Given task> Find every line with "ЗАРАБОТНАЯ" in it, then report how many there are and nothing more.

[START Information provided]

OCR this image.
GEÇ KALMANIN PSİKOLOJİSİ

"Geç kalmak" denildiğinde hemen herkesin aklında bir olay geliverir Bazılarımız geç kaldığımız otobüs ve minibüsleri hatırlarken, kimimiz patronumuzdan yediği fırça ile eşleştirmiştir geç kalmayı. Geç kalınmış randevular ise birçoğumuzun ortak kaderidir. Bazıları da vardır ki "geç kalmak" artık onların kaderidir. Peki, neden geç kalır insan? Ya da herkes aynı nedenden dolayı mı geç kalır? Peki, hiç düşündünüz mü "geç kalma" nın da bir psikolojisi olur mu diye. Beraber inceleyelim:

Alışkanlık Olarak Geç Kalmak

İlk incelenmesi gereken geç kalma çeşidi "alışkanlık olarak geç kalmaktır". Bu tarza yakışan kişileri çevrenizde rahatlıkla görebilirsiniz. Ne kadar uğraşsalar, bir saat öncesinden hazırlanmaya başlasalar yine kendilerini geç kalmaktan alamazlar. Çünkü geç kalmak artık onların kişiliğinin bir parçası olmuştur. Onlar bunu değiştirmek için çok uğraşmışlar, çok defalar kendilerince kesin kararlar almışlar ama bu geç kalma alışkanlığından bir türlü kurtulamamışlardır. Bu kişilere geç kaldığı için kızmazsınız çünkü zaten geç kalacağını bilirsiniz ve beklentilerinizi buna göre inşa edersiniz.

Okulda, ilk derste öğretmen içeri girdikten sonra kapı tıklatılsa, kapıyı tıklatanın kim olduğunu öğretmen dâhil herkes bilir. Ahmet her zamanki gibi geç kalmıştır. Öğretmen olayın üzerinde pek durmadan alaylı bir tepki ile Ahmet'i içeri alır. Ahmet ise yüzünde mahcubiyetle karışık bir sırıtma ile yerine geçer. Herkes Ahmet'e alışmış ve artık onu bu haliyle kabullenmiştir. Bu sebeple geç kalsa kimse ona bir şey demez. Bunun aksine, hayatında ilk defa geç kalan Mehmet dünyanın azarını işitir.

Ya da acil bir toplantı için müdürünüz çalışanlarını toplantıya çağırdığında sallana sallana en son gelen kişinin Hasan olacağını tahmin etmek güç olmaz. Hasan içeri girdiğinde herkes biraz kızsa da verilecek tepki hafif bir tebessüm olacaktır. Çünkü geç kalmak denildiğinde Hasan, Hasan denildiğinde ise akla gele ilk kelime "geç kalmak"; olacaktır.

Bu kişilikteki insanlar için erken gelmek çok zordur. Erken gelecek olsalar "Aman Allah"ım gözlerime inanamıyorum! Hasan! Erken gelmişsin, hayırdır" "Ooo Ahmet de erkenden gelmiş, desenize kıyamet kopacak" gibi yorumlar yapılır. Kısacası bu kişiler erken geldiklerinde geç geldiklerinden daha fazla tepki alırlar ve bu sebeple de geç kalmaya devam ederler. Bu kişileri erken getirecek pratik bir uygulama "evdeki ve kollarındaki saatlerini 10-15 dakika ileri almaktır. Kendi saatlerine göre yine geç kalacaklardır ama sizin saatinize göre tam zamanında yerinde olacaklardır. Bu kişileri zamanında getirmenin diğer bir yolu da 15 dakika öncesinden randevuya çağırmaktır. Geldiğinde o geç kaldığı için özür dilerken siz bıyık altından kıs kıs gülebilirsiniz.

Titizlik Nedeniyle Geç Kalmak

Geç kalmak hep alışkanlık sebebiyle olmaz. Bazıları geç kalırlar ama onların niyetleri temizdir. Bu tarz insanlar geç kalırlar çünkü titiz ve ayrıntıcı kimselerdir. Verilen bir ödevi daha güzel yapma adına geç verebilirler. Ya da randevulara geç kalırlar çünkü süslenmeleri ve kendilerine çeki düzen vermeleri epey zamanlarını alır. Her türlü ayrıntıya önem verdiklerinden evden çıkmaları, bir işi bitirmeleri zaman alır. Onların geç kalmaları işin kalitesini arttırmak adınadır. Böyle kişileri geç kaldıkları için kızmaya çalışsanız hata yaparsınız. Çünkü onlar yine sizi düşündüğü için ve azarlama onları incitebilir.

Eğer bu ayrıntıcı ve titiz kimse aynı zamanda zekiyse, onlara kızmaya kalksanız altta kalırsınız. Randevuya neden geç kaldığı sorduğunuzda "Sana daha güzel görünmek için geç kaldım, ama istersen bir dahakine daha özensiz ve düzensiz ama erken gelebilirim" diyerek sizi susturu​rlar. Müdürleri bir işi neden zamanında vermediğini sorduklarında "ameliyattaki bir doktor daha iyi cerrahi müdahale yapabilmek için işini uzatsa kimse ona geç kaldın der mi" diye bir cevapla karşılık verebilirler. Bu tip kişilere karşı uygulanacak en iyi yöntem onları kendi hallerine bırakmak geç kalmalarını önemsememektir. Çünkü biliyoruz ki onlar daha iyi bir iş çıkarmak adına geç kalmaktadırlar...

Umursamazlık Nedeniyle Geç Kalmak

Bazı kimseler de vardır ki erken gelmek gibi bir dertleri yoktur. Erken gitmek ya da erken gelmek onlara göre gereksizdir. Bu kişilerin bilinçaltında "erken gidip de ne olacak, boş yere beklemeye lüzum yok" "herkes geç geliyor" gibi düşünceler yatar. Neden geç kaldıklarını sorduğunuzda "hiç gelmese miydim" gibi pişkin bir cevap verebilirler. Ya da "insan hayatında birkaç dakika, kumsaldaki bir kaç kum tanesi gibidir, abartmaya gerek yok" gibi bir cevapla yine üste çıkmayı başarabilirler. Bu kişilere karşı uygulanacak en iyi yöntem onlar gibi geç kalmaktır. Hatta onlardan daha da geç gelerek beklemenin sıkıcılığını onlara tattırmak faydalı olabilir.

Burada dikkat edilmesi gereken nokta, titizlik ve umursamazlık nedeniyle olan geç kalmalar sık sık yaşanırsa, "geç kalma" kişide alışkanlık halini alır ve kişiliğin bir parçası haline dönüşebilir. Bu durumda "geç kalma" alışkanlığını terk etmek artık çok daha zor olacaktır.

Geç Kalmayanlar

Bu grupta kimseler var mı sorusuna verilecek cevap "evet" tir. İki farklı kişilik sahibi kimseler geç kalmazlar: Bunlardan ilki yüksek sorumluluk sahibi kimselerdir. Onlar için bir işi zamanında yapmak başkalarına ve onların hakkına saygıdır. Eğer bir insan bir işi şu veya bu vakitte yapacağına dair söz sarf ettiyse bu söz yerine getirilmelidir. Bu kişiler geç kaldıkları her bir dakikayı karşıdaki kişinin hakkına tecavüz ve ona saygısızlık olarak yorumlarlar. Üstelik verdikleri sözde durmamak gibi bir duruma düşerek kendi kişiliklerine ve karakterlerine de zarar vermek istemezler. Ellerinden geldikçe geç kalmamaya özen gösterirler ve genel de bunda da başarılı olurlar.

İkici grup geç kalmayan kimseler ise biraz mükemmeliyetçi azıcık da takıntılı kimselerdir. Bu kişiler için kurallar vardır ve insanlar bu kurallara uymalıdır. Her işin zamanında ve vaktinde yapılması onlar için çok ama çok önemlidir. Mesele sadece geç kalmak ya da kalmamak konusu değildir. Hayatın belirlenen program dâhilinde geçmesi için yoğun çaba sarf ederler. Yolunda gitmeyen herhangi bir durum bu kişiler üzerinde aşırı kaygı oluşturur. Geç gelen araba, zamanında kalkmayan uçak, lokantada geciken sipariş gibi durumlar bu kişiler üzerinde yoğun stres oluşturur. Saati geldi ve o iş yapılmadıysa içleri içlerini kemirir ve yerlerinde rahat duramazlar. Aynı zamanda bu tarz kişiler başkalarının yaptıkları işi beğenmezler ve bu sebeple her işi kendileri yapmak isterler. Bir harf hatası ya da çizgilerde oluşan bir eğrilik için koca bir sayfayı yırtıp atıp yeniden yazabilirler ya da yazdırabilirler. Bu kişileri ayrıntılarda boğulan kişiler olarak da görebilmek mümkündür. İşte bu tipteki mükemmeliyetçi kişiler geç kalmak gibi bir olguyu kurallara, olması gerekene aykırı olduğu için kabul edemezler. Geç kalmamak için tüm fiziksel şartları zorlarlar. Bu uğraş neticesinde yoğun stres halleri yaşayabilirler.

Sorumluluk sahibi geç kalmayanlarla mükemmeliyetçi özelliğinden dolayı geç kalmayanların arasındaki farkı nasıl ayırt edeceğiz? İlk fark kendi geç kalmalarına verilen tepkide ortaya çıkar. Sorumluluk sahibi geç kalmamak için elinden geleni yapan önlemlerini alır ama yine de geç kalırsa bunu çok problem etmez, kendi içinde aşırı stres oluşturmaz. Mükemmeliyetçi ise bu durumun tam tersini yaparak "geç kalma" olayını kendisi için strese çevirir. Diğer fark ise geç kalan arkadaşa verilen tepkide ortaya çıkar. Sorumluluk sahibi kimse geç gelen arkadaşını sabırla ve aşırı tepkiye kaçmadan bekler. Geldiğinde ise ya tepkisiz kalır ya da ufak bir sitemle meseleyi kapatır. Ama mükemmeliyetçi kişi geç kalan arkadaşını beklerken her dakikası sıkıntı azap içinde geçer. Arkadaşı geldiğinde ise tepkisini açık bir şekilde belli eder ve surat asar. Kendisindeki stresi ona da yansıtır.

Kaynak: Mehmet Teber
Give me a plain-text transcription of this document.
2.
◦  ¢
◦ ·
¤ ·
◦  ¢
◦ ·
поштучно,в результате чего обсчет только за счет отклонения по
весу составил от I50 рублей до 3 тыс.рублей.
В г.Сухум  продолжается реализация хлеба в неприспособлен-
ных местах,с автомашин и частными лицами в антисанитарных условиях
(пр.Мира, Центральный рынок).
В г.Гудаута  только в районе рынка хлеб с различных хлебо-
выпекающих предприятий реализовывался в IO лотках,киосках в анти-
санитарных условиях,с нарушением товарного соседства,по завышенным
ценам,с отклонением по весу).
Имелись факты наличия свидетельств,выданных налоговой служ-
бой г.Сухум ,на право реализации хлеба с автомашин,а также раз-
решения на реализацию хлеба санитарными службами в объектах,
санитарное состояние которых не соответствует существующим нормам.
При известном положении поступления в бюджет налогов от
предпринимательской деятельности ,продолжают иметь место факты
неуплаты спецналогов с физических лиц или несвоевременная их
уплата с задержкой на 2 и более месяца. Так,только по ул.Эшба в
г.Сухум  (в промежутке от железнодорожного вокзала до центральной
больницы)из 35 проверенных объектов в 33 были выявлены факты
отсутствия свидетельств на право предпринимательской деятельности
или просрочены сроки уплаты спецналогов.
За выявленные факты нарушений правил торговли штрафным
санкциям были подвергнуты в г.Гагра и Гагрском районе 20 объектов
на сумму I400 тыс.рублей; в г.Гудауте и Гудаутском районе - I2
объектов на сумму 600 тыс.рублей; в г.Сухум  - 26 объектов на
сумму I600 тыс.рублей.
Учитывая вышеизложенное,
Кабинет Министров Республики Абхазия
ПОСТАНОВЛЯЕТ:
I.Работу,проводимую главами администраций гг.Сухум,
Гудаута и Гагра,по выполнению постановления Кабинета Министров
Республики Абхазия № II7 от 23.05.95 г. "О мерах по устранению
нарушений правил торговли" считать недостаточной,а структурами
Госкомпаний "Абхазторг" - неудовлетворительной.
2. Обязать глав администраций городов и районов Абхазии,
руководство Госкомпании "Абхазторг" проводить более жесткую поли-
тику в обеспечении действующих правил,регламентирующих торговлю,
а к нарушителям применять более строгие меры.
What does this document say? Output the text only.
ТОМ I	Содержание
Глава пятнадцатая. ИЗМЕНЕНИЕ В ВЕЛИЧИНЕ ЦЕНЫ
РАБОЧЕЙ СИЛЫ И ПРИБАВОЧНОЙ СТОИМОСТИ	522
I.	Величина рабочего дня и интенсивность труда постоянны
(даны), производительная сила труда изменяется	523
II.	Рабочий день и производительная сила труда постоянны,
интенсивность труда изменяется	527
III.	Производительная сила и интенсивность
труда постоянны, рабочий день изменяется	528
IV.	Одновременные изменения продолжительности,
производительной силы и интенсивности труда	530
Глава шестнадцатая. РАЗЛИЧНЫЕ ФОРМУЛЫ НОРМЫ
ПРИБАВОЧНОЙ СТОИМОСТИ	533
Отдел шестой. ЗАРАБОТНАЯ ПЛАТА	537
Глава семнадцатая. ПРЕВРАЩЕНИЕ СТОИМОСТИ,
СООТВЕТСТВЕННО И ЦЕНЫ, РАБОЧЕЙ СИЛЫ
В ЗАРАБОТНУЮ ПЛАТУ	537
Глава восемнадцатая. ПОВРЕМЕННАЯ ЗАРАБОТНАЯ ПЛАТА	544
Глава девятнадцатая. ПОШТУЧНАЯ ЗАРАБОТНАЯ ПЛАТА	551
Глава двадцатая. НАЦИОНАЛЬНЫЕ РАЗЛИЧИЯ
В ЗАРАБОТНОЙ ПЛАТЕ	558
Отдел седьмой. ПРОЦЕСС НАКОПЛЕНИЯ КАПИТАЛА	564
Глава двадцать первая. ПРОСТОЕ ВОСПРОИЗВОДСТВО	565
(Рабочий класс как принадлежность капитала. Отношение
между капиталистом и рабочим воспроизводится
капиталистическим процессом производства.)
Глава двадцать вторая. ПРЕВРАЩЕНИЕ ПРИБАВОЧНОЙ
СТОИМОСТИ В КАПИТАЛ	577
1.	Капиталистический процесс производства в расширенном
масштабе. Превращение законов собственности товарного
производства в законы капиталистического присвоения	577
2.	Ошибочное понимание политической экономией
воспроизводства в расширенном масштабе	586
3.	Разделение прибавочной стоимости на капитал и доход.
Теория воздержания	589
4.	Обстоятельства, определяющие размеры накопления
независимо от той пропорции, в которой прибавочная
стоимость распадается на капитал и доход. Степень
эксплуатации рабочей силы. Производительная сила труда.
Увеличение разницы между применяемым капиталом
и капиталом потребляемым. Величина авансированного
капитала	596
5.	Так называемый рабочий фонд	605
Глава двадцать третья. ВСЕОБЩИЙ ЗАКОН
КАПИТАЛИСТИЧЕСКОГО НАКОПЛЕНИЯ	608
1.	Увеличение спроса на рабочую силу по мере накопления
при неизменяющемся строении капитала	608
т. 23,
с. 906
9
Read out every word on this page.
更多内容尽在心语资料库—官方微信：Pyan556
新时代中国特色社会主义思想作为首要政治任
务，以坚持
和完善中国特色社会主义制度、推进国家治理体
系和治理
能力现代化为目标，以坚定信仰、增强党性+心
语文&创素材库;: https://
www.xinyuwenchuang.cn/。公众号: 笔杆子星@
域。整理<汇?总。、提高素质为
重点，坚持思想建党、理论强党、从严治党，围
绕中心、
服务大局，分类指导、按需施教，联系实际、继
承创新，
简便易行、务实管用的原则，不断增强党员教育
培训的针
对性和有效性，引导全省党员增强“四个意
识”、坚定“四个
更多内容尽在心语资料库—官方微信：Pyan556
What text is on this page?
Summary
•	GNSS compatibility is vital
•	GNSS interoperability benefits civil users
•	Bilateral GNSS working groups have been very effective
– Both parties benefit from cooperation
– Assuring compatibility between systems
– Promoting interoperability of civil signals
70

[END Information provided]

Solution to the exercise> 3